▶ [Compito assegnato 1]: Secondo il brano sul "catrame" del maestro Mombelli, che cosa vorrebbe costruire Ada con i soldi della liquidazione del marito?
▶ [Compito assegnato 2]: Traduci in inglese questa frase del brano sul "catrame" del maestro Mombelli: "Mombelli, però, ancora una volta, vuole mantenere salda la sua dignità, evitando in tutti i modi di assecondare i desideri della moglie e perdere così la propria indipendenza."

▶ [Brano di riferimento]:
══════

2.2.        Il “catrame” del maestro Mombelli

 

Nel Maestro di Vigevano Mastronardi riesce a condurre con grande abilità uno scavo interiore che giunge a livelli di assoluto masochismo, di autodistruzione ed allucinazione. La vita del maestro Mombelli, infatti, è caratterizzata, dall’inizio alla fine del romanzo, da costanti paranoie, allucinanti deformazioni della realtà, fantasie consolatorie e risarcitorie: tutti aspetti volti a celebrare la caduta psichica del soggetto, la sua frantumazione e il suo dissolversi.

Un elemento tematico che emerge in continuazione all’interno dell’opera, contribuendo alla progressiva caduta dell’individuo, è costituito dalla parola “catrame”, una metafora utilizzata dal maestro Mombelli per parlare delle relazioni interpersonali: si tratta di una protezione immaginaria sopra la pelle, simbolo di quella dignità che ogni uomo cerca di conquistarsi con tanta fatica nella società in cui vive; un misto di ambizione e presunzione attraverso cui il mondo scherma la propria miseria e vacuità. Tuttavia, nel momento in cui questa scorza di “catrame” viene ad essere erosa, all’uomo non rimane più nulla, e la sua tenuta psichica, di conseguenza, inizia a vacillare e ad entrare profondamente in crisi. Mombelli, consapevole di ciò, cerca di difendere la propria dignità a tutti i costi, evitando che le persone vicine a lui possano colpirlo, anche se, nel corso del romanzo, percepisce sempre di più che quella crosta di “catrame”, gelosamente custodita e protetta, è destinata a frantumarsi giorno dopo giorno. Ad aumentare questa sensazione contribuisce notevolmente l’atteggiamento della moglie Ada, la quale, in modo cinico e crudele, non perde occasione per destabilizzare la fragile psiche del maestro Mombelli.  Nella prima parte del romanzo, per esempio, Ada, stanca della vita da operaia, cerca di spronare in continuazione il marito, invitandolo a lasciare la scuola con l’intento di investire i soldi della liquidazione per costruire una piccola fabbrica di scarpe. Mombelli, però, ancora una volta, vuole mantenere salda la sua dignità, evitando in tutti i modi di assecondare i desideri della moglie e perdere così la propria indipendenza. La passività totale che lo contraddistingue e l’incapacità di staccarsi dall’ambiente scolastico nel quale è inserito, fanno precipitare lentamente la vita del maestro in un baratro di paura: una paura che lo paralizza, impedendogli di lasciare le proprie certezze per intraprendere nuove strade. “Catrame” e “paura”, di conseguenza, come osserva Mauro Bignamini, diventano rapidamente una «coppia sinonimica»,[16] venendo accostati l’uno all’altra grazie alla metafora del naufrago attaccato allo scoglio, utilizzata dal maestro Mombelli alla fine della prima parte del romanzo, e che riportiamo nel brano che segue:

 

Link_2_A_“Catrame” e “paura”

(da Il maestro di Vigevano, prima parte, capitolo 16)

══════

▶ [Sezione dati]:
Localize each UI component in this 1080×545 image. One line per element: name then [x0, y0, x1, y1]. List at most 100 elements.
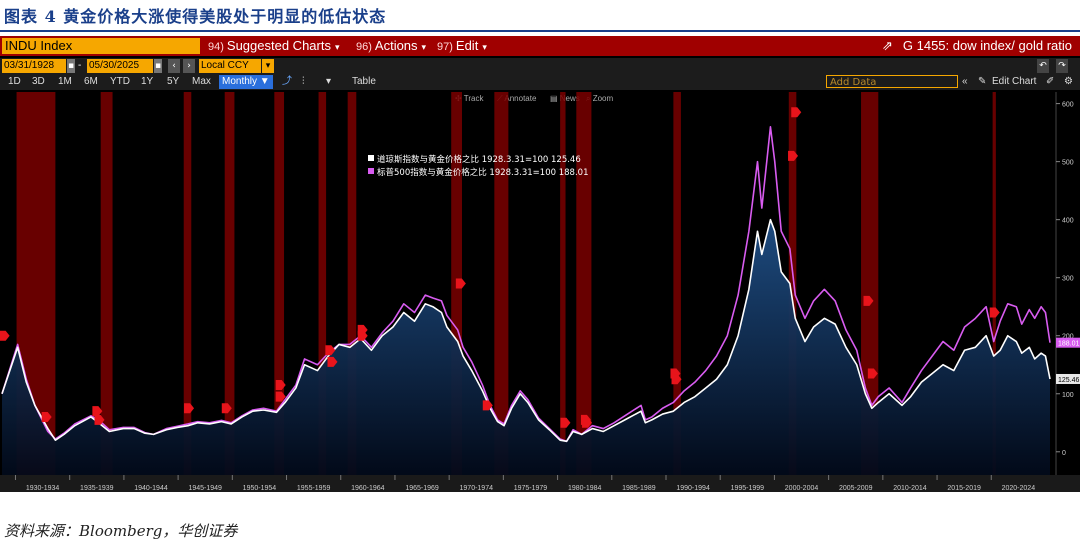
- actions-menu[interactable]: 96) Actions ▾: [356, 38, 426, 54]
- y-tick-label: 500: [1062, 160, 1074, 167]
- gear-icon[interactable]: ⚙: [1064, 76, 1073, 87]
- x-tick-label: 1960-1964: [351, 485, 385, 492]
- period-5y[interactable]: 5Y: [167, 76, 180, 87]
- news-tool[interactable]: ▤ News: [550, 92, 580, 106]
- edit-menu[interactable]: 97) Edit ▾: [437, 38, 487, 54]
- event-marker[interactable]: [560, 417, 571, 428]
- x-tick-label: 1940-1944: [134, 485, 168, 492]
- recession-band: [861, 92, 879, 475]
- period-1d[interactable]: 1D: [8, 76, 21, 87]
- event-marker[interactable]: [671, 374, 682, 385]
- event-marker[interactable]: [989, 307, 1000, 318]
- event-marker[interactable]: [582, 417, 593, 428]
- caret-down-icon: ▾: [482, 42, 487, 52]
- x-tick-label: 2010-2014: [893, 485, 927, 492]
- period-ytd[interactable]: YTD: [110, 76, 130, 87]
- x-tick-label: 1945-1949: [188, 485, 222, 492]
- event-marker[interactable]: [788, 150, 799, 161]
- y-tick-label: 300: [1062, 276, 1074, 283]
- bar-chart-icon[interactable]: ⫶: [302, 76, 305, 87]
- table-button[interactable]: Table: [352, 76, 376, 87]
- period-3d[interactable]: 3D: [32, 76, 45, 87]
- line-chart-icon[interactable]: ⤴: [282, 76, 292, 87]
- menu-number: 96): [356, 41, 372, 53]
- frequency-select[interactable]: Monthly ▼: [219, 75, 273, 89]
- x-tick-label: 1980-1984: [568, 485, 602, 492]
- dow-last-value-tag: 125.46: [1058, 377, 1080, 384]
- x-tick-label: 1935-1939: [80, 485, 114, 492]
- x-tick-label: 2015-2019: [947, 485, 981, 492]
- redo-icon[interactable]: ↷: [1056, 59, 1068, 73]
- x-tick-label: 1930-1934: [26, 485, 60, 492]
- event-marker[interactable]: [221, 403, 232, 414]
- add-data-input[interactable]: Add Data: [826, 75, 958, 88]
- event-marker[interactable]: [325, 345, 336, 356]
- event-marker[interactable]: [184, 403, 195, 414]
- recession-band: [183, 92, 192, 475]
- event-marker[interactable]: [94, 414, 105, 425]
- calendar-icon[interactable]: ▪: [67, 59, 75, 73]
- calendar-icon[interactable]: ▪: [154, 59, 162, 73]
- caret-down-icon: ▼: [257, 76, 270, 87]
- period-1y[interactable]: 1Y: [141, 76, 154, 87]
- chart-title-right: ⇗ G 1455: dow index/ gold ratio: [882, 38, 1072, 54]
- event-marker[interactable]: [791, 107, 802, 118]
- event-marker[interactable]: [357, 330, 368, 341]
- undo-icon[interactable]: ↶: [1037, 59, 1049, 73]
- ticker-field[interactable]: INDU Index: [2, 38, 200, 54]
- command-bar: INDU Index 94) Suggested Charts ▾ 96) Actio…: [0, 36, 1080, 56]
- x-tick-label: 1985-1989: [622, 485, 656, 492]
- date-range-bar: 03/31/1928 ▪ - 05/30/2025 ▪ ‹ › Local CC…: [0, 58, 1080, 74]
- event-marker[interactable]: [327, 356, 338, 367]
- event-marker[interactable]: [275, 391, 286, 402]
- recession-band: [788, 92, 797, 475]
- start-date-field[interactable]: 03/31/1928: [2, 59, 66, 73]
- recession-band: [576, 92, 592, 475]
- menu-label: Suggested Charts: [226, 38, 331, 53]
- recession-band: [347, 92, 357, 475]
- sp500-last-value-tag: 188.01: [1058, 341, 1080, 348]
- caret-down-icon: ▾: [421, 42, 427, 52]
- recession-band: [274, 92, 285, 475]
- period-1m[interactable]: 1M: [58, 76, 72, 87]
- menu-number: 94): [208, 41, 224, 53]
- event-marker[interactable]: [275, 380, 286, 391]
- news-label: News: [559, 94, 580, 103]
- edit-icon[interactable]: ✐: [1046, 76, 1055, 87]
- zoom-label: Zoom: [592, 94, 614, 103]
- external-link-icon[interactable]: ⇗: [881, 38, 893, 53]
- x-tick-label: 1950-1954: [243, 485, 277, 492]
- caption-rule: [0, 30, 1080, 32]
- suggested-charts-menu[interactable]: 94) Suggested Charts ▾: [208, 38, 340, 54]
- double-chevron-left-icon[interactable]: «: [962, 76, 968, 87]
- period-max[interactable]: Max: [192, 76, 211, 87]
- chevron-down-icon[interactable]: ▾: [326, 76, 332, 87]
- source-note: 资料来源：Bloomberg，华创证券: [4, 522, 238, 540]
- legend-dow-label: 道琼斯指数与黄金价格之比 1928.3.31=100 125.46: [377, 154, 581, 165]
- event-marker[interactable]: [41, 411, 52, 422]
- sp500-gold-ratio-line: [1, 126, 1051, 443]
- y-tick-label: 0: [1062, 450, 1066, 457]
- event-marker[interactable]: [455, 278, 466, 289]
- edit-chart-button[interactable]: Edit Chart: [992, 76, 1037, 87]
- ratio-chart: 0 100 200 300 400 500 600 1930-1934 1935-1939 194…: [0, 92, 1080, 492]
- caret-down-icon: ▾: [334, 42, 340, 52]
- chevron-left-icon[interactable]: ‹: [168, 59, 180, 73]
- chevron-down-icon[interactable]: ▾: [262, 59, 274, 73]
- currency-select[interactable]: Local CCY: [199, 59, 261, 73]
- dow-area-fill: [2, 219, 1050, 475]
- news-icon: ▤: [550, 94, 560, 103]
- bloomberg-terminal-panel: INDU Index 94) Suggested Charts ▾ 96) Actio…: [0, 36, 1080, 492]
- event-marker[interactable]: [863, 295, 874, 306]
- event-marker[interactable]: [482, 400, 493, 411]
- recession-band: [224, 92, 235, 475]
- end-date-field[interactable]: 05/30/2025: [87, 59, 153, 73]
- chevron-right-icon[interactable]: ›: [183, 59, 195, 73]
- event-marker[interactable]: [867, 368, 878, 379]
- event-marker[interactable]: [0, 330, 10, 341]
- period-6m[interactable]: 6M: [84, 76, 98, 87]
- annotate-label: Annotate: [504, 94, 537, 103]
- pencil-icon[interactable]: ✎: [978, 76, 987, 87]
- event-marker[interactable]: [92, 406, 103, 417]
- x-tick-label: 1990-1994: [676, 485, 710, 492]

══════

▶ [Risultato finale 1]: Una piccola fabbrica di scarpe.

▶ [Risultato finale 2]: Mombelli, however, once again wants to hold firmly on to his dignity, avoiding by every means going along with his wife's wishes and thereby losing his own independence.